- **Task to carry out**: Copy the lines of the items below verbatim, starting at the line containing "checkbox-box[interactable] [656,235,669,248]" and ending at the line containing "checkbox-label: Show free".

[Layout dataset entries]
## START

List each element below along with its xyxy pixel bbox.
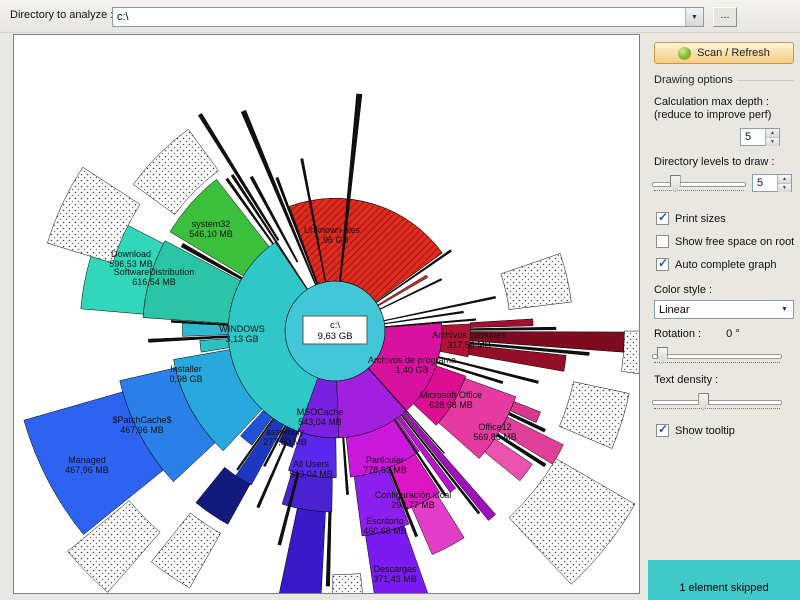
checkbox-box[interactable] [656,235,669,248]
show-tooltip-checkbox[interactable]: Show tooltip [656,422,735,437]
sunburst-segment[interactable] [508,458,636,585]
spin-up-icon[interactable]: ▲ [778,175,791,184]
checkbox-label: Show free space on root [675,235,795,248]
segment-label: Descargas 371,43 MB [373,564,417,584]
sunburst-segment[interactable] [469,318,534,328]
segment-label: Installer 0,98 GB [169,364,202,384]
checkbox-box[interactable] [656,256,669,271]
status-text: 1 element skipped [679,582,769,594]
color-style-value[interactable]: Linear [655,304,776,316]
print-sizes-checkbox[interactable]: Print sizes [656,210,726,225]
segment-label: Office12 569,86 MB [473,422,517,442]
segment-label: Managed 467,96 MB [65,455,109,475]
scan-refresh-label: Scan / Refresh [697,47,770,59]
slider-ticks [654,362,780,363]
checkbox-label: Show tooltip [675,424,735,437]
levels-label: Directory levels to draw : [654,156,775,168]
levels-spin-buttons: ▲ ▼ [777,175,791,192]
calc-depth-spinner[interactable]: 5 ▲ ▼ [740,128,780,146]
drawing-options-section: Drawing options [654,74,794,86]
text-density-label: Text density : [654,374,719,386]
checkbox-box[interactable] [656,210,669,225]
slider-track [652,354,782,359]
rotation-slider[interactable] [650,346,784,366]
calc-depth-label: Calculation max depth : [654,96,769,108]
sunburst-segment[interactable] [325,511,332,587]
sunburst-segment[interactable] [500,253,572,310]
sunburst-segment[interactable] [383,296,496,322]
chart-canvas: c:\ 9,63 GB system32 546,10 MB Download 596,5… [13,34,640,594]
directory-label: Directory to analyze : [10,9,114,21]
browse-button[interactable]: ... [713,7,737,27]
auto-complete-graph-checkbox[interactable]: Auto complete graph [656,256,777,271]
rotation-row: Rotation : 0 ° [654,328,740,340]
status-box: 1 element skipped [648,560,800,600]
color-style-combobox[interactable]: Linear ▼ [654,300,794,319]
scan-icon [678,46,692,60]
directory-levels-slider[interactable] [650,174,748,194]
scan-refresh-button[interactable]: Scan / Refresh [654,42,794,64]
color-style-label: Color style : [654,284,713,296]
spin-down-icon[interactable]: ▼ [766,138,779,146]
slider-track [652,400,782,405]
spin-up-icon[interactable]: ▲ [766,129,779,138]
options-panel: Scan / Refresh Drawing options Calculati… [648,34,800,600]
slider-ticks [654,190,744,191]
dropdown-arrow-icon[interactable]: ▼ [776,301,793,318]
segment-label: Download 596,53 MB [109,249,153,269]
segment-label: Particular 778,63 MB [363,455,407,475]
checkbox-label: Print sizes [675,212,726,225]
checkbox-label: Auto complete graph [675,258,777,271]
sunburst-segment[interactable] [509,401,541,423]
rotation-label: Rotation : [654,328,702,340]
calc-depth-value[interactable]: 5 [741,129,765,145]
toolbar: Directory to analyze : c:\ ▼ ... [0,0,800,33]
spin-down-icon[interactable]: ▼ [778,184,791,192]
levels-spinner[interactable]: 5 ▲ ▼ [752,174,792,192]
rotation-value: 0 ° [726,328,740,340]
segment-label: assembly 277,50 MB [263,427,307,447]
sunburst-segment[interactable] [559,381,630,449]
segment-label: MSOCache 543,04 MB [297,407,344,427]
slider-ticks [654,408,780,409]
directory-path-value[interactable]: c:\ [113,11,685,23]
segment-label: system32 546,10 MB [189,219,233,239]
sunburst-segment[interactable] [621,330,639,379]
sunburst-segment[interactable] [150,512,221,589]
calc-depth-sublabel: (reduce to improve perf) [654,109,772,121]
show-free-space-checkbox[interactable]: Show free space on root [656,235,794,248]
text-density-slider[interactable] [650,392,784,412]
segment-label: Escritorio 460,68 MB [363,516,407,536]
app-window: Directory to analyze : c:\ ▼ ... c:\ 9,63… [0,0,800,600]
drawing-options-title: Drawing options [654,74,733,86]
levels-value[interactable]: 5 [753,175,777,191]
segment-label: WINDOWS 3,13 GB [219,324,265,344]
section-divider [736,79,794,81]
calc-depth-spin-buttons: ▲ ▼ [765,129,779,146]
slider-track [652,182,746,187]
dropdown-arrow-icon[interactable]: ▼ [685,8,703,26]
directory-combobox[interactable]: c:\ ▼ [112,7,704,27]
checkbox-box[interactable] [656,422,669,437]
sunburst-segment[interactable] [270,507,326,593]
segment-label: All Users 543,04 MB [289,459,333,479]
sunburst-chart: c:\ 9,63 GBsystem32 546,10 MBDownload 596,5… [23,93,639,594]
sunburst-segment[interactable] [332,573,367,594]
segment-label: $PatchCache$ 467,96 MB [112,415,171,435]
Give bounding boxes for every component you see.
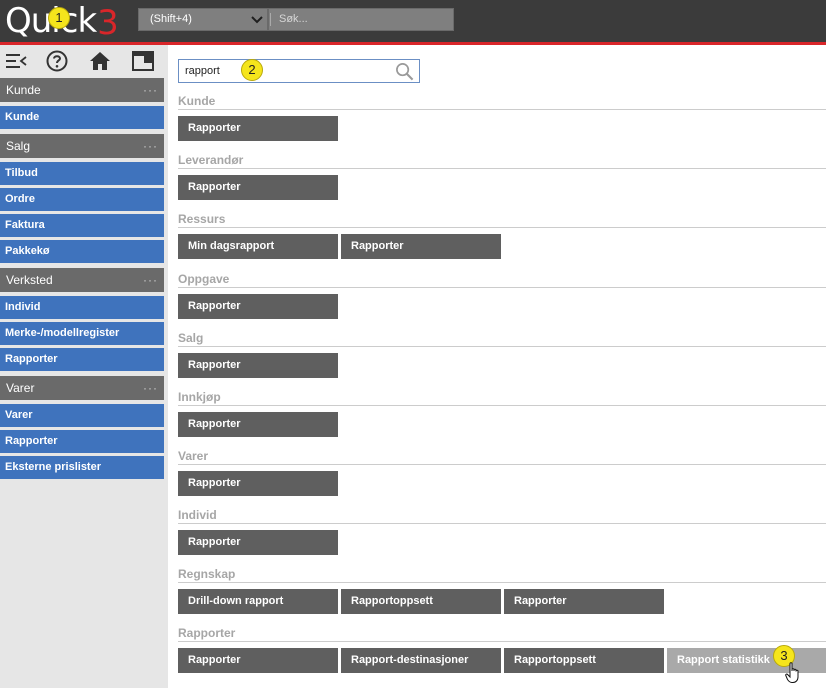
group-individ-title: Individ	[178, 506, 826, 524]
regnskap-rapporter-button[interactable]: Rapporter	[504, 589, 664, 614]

## END

- **Exercise output**:
checkbox-box[interactable] [656,235,669,248]
show-tooltip-checkbox[interactable]: Show tooltip [656,422,735,437]
sunburst-segment[interactable] [508,458,636,585]
spin-up-icon[interactable]: ▲ [778,175,791,184]
checkbox-label: Show free space on root [675,235,795,248]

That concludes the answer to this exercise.